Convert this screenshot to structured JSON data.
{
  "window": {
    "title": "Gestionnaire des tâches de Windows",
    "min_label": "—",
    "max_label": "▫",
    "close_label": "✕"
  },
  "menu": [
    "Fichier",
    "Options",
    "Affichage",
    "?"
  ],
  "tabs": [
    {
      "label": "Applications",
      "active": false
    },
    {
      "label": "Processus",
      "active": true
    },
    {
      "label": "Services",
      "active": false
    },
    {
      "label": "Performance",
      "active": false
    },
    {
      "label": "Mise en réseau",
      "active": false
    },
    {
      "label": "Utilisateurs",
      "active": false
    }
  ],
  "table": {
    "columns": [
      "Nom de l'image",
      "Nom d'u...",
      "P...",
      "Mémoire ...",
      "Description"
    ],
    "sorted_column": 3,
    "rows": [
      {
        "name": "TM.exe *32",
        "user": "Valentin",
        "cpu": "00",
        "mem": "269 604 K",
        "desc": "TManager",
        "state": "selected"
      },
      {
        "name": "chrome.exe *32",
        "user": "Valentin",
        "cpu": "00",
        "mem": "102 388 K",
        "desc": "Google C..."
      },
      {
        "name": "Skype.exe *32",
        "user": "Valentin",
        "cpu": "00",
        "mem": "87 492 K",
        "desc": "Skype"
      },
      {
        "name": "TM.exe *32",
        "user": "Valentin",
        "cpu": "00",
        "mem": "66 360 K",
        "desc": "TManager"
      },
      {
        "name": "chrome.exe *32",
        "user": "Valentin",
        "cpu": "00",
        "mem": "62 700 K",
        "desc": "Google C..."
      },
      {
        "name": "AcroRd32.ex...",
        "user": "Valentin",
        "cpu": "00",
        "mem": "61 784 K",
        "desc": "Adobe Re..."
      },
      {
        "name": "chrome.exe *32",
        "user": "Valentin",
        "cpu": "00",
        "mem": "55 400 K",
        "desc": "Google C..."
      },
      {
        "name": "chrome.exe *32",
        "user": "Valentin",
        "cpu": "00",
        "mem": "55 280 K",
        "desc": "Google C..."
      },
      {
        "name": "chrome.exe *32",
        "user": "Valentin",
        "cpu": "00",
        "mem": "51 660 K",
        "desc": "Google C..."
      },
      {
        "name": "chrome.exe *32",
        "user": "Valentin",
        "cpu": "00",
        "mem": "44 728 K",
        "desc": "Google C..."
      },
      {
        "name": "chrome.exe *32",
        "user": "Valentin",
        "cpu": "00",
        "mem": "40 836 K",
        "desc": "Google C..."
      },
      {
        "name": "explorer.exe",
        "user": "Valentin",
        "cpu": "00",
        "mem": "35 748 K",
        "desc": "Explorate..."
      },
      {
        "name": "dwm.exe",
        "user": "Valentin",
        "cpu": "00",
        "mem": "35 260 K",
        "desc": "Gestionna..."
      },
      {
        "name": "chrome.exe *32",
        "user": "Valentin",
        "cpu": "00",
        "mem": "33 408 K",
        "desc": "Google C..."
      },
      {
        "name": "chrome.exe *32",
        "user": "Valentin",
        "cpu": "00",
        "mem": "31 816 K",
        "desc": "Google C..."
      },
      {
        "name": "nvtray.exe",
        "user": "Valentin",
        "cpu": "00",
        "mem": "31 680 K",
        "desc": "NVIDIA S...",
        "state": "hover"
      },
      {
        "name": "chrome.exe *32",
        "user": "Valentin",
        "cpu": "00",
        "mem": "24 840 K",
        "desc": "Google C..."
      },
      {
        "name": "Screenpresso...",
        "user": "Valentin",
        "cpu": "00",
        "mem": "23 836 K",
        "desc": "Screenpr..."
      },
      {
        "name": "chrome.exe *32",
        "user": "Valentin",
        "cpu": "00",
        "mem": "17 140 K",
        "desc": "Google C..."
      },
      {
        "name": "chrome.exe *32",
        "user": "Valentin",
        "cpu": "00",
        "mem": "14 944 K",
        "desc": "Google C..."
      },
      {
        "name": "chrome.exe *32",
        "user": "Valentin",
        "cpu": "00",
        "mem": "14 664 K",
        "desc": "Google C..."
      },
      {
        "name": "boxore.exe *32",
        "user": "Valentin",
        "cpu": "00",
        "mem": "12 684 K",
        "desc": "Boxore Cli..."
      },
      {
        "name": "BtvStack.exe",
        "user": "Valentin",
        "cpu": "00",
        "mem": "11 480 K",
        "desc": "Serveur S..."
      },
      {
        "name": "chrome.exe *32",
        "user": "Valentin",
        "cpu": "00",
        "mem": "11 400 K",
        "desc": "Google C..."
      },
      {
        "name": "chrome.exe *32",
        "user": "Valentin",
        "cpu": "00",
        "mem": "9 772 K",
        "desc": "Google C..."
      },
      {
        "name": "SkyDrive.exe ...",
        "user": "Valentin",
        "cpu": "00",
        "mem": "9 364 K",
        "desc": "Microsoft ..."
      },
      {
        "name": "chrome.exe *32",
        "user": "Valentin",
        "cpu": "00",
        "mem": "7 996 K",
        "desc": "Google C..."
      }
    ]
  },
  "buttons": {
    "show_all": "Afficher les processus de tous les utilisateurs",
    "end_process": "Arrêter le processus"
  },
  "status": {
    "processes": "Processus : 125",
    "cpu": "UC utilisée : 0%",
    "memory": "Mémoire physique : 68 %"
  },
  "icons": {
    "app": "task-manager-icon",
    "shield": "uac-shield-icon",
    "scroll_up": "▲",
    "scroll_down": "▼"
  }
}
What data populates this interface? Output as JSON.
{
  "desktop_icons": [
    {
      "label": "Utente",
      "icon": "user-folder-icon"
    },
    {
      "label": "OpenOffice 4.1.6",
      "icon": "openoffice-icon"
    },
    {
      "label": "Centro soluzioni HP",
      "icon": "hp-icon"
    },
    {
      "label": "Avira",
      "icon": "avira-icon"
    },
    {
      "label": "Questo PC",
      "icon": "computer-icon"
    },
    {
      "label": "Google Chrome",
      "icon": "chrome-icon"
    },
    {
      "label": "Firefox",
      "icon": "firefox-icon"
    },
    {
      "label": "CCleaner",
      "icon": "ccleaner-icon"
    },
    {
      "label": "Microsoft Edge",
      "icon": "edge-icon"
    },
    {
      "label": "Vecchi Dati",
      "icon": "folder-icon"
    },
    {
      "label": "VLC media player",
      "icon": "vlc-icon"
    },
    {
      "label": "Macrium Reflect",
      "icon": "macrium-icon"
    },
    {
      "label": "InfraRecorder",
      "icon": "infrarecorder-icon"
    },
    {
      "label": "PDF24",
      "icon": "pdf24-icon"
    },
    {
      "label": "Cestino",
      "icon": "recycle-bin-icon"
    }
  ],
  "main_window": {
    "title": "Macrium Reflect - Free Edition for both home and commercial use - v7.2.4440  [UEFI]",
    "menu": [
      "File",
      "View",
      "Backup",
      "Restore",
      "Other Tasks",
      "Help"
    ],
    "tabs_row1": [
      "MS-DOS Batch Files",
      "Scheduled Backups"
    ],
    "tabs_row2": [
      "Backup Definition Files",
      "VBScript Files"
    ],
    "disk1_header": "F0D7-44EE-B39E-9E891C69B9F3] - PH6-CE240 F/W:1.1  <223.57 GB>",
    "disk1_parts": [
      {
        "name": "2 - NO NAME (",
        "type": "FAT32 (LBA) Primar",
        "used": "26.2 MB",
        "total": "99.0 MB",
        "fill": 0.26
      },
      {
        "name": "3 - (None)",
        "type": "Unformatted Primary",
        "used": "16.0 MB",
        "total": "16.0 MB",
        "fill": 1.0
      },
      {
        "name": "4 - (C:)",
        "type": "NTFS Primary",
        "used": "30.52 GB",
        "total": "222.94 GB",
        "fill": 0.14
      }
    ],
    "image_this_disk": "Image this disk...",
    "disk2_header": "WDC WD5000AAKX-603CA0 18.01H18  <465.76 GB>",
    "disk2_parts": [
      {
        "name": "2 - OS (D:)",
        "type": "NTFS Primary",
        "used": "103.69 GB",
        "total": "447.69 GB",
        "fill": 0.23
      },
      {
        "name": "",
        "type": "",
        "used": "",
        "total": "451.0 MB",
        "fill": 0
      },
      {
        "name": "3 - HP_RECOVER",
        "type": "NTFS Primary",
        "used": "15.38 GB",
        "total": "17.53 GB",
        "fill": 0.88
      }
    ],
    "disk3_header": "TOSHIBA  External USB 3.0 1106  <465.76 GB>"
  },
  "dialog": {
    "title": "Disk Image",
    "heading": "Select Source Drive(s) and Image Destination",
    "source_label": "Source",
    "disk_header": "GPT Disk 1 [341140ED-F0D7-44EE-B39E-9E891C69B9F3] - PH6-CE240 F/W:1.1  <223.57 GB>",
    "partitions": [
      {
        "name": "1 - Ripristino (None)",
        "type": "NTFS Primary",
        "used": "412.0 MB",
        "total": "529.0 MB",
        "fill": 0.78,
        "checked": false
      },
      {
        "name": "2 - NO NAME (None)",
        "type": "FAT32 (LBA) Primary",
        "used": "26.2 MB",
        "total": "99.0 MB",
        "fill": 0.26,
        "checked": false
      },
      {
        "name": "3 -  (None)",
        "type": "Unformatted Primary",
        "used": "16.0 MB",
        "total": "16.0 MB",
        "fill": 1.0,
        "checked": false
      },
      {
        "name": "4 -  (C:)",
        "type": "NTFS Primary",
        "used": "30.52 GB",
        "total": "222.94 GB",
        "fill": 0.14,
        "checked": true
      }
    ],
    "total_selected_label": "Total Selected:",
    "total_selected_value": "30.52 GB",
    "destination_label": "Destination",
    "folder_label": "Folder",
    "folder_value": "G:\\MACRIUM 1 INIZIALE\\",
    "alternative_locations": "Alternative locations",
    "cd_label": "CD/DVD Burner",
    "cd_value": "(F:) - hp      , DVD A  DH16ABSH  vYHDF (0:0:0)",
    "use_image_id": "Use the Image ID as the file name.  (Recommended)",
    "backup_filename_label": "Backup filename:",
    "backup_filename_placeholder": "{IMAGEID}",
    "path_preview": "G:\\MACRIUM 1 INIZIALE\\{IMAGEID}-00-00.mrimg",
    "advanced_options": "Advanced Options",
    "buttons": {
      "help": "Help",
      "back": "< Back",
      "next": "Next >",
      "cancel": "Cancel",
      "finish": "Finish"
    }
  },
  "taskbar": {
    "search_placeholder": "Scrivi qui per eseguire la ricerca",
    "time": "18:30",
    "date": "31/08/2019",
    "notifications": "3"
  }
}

# Exercise goal:
Each line that has the word "INIZIALE" should be copied.

# Task solution:
    "folder_value": "G:\\MACRIUM 1 INIZIALE\\",
    "path_preview": "G:\\MACRIUM 1 INIZIALE\\{IMAGEID}-00-00.mrimg",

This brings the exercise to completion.